-- Start of DATASET ENTRIES --

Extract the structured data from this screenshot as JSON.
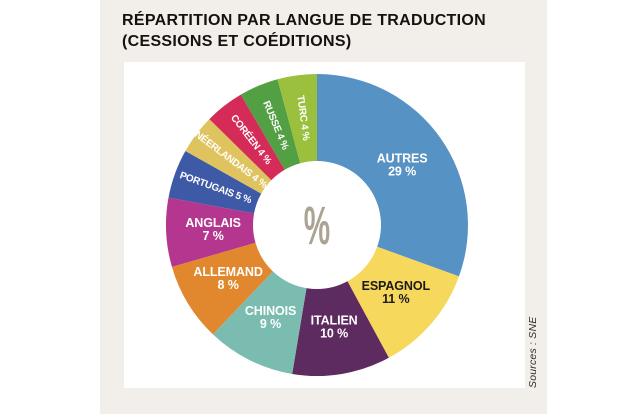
{
  "header": {
    "title_line1": "RÉPARTITION PAR LANGUE DE TRADUCTION",
    "title_line2": "(CESSIONS ET COÉDITIONS)"
  },
  "source_note": "Sources : SNE",
  "colors": {
    "page_background": "#ffffff",
    "panel_background": "#f2efea",
    "card_background": "#ffffff",
    "title_text": "#15110e",
    "center_symbol": "#aba394"
  },
  "chart_data": {
    "type": "pie",
    "variant": "donut",
    "title": "Répartition par langue de traduction (cessions et coéditions)",
    "unit": "%",
    "center_label": "%",
    "legend_position": "none",
    "labels_on_slices": true,
    "start_angle_deg_from_top": 0,
    "direction": "clockwise",
    "segments": [
      {
        "label": "AUTRES",
        "value": 29,
        "display": "29 %",
        "color": "#5792c5",
        "text_color": "#ffffff",
        "label_layout": "stacked"
      },
      {
        "label": "ESPAGNOL",
        "value": 11,
        "display": "11 %",
        "color": "#f6d85c",
        "text_color": "#1c1a17",
        "label_layout": "stacked"
      },
      {
        "label": "ITALIEN",
        "value": 10,
        "display": "10 %",
        "color": "#5e2b61",
        "text_color": "#ffffff",
        "label_layout": "stacked"
      },
      {
        "label": "CHINOIS",
        "value": 9,
        "display": "9 %",
        "color": "#7bbcb1",
        "text_color": "#ffffff",
        "label_layout": "stacked"
      },
      {
        "label": "ALLEMAND",
        "value": 8,
        "display": "8 %",
        "color": "#e1882f",
        "text_color": "#ffffff",
        "label_layout": "stacked"
      },
      {
        "label": "ANGLAIS",
        "value": 7,
        "display": "7 %",
        "color": "#b5368e",
        "text_color": "#ffffff",
        "label_layout": "stacked"
      },
      {
        "label": "PORTUGAIS",
        "value": 5,
        "display": "5 %",
        "color": "#3e5aa7",
        "text_color": "#ffffff",
        "label_layout": "radial"
      },
      {
        "label": "NÉERLANDAIS",
        "value": 4,
        "display": "4 %",
        "color": "#dfc35e",
        "text_color": "#ffffff",
        "label_layout": "radial"
      },
      {
        "label": "CORÉEN",
        "value": 4,
        "display": "4 %",
        "color": "#d42b58",
        "text_color": "#ffffff",
        "label_layout": "radial"
      },
      {
        "label": "RUSSE",
        "value": 4,
        "display": "4 %",
        "color": "#529f44",
        "text_color": "#ffffff",
        "label_layout": "radial"
      },
      {
        "label": "TURC",
        "value": 4,
        "display": "4 %",
        "color": "#9ac03e",
        "text_color": "#ffffff",
        "label_layout": "radial"
      }
    ]
  }
}
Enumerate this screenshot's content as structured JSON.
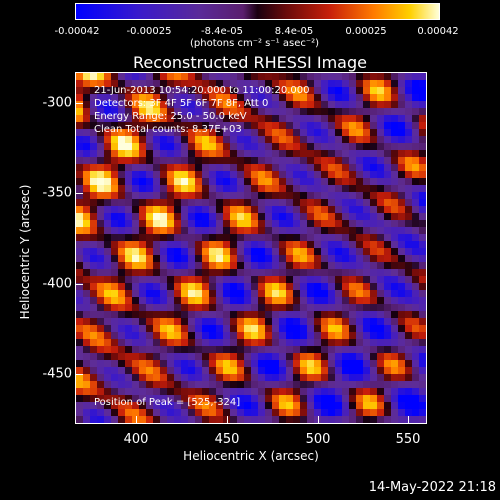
{
  "colorbar": {
    "tick_labels": [
      "-0.00042",
      "-0.00025",
      "-8.4e-05",
      "8.4e-05",
      "0.00025",
      "0.00042"
    ],
    "units": "(photons cm⁻² s⁻¹ asec⁻²)"
  },
  "title": "Reconstructed RHESSI Image",
  "info": {
    "time_range": "21-Jun-2013 10:54:20.000 to 11:00:20.000",
    "detectors": "Detectors: 3F 4F 5F 6F 7F 8F, Att 0",
    "energy_range": "Energy Range: 25.0 - 50.0 keV",
    "clean": "Clean    Total counts: 8.37E+03",
    "peak": "Position of Peak = [525,-324]"
  },
  "axes": {
    "xlabel": "Heliocentric X (arcsec)",
    "ylabel": "Heliocentric Y (arcsec)",
    "x_ticks": [
      "400",
      "450",
      "500",
      "550"
    ],
    "y_ticks": [
      "-300",
      "-350",
      "-400",
      "-450"
    ]
  },
  "timestamp": "14-May-2022 21:18"
}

-- End of DATASET ENTRIES --

WHAT NEEDS TO BE DONE:
Reproduce the records above exactly, leaving out every picture they contain.

RESPONSE TO THE TASK:
Extract the structured data from this screenshot as JSON.
{
  "header": {
    "title_line1": "RÉPARTITION PAR LANGUE DE TRADUCTION",
    "title_line2": "(CESSIONS ET COÉDITIONS)"
  },
  "source_note": "Sources : SNE",
  "colors": {
    "page_background": "#ffffff",
    "panel_background": "#f2efea",
    "card_background": "#ffffff",
    "title_text": "#15110e",
    "center_symbol": "#aba394"
  },
  "chart_data": {
    "type": "pie",
    "variant": "donut",
    "title": "Répartition par langue de traduction (cessions et coéditions)",
    "unit": "%",
    "center_label": "%",
    "legend_position": "none",
    "labels_on_slices": true,
    "start_angle_deg_from_top": 0,
    "direction": "clockwise",
    "segments": [
      {
        "label": "AUTRES",
        "value": 29,
        "display": "29 %",
        "color": "#5792c5",
        "text_color": "#ffffff",
        "label_layout": "stacked"
      },
      {
        "label": "ESPAGNOL",
        "value": 11,
        "display": "11 %",
        "color": "#f6d85c",
        "text_color": "#1c1a17",
        "label_layout": "stacked"
      },
      {
        "label": "ITALIEN",
        "value": 10,
        "display": "10 %",
        "color": "#5e2b61",
        "text_color": "#ffffff",
        "label_layout": "stacked"
      },
      {
        "label": "CHINOIS",
        "value": 9,
        "display": "9 %",
        "color": "#7bbcb1",
        "text_color": "#ffffff",
        "label_layout": "stacked"
      },
      {
        "label": "ALLEMAND",
        "value": 8,
        "display": "8 %",
        "color": "#e1882f",
        "text_color": "#ffffff",
        "label_layout": "stacked"
      },
      {
        "label": "ANGLAIS",
        "value": 7,
        "display": "7 %",
        "color": "#b5368e",
        "text_color": "#ffffff",
        "label_layout": "stacked"
      },
      {
        "label": "PORTUGAIS",
        "value": 5,
        "display": "5 %",
        "color": "#3e5aa7",
        "text_color": "#ffffff",
        "label_layout": "radial"
      },
      {
        "label": "NÉERLANDAIS",
        "value": 4,
        "display": "4 %",
        "color": "#dfc35e",
        "text_color": "#ffffff",
        "label_layout": "radial"
      },
      {
        "label": "CORÉEN",
        "value": 4,
        "display": "4 %",
        "color": "#d42b58",
        "text_color": "#ffffff",
        "label_layout": "radial"
      },
      {
        "label": "RUSSE",
        "value": 4,
        "display": "4 %",
        "color": "#529f44",
        "text_color": "#ffffff",
        "label_layout": "radial"
      },
      {
        "label": "TURC",
        "value": 4,
        "display": "4 %",
        "color": "#9ac03e",
        "text_color": "#ffffff",
        "label_layout": "radial"
      }
    ]
  }
}
Enumerate this screenshot's content as structured JSON.
{
  "colorbar": {
    "tick_labels": [
      "-0.00042",
      "-0.00025",
      "-8.4e-05",
      "8.4e-05",
      "0.00025",
      "0.00042"
    ],
    "units": "(photons cm⁻² s⁻¹ asec⁻²)"
  },
  "title": "Reconstructed RHESSI Image",
  "info": {
    "time_range": "21-Jun-2013 10:54:20.000 to 11:00:20.000",
    "detectors": "Detectors: 3F 4F 5F 6F 7F 8F, Att 0",
    "energy_range": "Energy Range: 25.0 - 50.0 keV",
    "clean": "Clean    Total counts: 8.37E+03",
    "peak": "Position of Peak = [525,-324]"
  },
  "axes": {
    "xlabel": "Heliocentric X (arcsec)",
    "ylabel": "Heliocentric Y (arcsec)",
    "x_ticks": [
      "400",
      "450",
      "500",
      "550"
    ],
    "y_ticks": [
      "-300",
      "-350",
      "-400",
      "-450"
    ]
  },
  "timestamp": "14-May-2022 21:18"
}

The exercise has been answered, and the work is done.